◆ WHAT TO PRODUCE
Answer with one number only: the number of lines that include the word "ffffff".

◆ EXTRACTED MATERIAL
************
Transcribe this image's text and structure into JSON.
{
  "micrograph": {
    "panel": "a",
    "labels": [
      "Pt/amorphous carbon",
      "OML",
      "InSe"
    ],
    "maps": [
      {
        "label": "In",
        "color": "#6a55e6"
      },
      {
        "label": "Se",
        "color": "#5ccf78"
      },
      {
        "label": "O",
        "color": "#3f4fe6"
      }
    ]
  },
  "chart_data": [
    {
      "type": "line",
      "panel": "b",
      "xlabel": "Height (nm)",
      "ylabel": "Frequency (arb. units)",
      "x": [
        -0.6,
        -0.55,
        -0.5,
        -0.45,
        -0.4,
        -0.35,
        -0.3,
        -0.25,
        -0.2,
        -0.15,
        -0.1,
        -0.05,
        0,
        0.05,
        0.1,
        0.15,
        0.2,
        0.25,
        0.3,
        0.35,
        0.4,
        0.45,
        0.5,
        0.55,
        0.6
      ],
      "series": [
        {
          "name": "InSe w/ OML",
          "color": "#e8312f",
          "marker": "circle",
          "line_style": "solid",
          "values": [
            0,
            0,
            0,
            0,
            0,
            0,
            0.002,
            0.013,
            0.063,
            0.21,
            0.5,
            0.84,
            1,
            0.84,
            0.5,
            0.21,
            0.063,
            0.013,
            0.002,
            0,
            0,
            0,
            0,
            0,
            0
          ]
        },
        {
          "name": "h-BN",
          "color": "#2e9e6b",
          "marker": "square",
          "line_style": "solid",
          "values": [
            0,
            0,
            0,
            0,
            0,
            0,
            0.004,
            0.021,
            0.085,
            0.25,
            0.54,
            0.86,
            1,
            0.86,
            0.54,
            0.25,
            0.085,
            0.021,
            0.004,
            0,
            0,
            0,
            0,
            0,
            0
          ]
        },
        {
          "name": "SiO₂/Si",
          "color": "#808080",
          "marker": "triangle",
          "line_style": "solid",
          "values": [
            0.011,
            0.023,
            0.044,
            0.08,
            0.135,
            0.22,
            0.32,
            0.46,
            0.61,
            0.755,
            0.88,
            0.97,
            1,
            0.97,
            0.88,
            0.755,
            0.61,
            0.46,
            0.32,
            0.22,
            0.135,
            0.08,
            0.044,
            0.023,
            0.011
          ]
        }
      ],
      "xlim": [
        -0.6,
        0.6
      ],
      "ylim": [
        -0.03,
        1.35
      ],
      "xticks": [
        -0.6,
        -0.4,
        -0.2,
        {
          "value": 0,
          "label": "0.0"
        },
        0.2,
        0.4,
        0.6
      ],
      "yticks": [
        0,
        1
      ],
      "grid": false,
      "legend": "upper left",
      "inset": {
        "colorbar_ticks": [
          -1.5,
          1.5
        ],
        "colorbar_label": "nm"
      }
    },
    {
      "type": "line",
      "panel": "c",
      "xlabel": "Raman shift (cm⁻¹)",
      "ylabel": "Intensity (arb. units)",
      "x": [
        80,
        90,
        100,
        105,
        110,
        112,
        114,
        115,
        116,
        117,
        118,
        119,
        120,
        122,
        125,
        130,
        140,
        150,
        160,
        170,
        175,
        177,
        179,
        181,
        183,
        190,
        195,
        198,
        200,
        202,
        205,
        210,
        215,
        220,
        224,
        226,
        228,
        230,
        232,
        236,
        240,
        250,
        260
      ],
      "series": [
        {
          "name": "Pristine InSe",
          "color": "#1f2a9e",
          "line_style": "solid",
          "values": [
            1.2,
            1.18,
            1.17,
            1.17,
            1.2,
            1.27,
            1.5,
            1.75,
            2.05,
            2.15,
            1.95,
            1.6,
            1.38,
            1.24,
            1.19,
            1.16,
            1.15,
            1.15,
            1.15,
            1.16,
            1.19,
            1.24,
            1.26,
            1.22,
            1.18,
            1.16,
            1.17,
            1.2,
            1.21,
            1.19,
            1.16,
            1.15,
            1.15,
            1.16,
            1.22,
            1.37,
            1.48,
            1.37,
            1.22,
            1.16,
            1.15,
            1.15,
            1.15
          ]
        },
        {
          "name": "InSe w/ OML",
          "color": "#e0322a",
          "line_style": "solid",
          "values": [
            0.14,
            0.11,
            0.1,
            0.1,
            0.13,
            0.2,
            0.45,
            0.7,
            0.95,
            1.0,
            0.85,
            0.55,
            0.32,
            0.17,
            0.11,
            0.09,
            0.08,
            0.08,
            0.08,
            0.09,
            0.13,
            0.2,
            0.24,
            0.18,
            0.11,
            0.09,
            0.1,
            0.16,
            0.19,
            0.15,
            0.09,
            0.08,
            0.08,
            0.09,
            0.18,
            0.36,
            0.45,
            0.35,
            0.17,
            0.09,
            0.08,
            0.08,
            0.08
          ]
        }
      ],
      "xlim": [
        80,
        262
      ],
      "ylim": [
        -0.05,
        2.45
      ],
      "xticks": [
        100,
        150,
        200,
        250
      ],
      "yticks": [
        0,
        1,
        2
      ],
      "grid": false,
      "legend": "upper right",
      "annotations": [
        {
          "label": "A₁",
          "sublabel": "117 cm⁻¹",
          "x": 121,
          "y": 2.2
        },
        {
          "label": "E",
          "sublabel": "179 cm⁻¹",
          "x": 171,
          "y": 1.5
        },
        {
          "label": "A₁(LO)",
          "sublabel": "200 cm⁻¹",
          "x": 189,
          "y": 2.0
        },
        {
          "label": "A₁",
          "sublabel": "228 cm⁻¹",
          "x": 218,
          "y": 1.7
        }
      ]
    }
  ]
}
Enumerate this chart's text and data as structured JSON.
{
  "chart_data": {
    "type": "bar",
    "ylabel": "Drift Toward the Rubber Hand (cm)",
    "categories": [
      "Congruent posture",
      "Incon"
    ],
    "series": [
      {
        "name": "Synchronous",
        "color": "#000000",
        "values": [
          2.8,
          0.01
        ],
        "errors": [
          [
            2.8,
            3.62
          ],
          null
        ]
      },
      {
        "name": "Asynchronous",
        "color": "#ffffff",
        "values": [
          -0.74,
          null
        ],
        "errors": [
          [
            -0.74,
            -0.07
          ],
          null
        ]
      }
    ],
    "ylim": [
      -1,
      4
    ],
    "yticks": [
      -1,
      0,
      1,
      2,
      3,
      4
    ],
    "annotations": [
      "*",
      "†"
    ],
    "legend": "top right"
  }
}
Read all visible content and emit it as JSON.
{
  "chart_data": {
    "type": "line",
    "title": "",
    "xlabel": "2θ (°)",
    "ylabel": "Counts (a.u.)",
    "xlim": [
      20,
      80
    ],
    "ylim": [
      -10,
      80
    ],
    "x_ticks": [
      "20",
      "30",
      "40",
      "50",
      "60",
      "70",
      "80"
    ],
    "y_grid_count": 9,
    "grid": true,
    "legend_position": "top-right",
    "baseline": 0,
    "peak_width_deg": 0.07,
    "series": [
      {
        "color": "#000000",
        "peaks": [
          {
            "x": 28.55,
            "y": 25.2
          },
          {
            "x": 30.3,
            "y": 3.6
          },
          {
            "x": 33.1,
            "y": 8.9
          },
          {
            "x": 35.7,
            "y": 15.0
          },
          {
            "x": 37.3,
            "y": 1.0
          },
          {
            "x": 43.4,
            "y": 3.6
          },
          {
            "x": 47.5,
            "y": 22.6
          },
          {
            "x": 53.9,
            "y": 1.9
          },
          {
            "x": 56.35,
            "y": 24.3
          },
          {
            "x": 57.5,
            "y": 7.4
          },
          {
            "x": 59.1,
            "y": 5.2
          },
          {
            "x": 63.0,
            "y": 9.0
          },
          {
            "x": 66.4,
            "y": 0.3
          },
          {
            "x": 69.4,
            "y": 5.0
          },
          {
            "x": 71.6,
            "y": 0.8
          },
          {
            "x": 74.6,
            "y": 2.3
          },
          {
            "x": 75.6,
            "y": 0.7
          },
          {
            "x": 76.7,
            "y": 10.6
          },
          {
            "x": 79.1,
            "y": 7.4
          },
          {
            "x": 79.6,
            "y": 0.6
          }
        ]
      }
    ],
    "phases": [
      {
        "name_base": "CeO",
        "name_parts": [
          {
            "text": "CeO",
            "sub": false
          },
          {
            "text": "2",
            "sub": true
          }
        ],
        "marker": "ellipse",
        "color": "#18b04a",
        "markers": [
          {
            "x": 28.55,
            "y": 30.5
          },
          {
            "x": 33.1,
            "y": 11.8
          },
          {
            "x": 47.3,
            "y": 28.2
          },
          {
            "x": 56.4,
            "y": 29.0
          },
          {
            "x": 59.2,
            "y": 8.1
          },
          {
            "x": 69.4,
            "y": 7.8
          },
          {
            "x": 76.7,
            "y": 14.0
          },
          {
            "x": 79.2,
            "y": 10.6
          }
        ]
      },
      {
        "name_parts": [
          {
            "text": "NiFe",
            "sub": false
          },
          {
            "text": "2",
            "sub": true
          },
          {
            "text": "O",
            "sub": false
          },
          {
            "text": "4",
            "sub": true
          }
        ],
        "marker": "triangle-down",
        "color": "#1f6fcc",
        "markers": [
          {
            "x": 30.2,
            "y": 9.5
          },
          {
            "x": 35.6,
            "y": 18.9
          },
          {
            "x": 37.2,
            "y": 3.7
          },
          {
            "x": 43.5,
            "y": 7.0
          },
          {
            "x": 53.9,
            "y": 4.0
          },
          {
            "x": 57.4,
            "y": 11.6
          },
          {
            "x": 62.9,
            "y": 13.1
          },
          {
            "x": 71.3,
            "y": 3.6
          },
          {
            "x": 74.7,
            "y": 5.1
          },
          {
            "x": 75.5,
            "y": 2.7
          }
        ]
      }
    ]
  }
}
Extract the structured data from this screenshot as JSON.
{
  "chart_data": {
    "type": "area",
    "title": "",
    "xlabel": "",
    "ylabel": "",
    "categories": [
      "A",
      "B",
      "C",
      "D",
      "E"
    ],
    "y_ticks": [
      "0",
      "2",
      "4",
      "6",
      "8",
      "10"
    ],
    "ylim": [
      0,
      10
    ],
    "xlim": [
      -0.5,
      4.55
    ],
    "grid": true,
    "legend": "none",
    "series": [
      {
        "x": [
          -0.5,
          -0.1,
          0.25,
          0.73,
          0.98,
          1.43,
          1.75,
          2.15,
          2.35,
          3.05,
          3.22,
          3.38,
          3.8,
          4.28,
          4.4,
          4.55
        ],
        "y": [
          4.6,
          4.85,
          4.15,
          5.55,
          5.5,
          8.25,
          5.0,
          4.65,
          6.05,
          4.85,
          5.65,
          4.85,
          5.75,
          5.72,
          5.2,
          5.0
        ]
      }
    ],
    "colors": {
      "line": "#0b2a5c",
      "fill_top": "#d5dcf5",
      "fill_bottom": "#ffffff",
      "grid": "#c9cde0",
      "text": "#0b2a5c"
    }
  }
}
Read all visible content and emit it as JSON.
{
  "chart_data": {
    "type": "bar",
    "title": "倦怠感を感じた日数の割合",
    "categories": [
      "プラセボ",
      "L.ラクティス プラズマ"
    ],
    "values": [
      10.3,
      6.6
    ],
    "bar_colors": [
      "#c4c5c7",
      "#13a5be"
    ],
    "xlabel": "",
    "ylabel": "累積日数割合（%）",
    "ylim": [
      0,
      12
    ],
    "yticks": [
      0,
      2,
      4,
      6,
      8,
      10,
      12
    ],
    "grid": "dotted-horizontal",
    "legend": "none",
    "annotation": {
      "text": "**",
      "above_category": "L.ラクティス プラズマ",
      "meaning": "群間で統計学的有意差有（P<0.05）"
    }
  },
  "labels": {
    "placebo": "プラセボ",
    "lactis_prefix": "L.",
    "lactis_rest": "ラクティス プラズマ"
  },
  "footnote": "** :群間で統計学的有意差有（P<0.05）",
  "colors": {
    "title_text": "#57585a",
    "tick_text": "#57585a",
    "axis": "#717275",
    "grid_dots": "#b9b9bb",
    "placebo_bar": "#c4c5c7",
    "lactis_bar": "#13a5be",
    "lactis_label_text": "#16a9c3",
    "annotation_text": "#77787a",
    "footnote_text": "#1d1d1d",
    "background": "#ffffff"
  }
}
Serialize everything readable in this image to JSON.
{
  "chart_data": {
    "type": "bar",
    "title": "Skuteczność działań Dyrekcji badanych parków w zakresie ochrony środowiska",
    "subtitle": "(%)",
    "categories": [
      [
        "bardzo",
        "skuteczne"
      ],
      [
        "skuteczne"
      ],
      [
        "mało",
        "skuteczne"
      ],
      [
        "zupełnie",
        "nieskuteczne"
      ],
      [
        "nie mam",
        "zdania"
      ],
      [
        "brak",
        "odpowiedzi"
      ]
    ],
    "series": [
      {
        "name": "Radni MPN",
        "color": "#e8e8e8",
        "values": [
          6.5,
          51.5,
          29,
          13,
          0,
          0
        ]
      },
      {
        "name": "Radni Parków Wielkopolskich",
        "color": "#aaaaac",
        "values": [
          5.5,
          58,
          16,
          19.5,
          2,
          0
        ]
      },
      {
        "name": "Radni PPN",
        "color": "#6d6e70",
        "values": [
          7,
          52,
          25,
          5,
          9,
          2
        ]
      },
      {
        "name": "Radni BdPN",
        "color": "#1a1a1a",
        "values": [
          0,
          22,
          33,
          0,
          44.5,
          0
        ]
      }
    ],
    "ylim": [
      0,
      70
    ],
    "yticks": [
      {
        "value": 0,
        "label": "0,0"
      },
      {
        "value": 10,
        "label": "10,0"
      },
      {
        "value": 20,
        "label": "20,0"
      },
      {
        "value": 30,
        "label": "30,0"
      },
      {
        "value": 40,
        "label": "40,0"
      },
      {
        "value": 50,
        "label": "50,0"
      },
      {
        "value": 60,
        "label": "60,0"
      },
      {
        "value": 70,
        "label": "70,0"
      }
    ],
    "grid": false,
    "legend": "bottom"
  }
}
************
◆ SOLUTION FOR THIS EXERCISE
3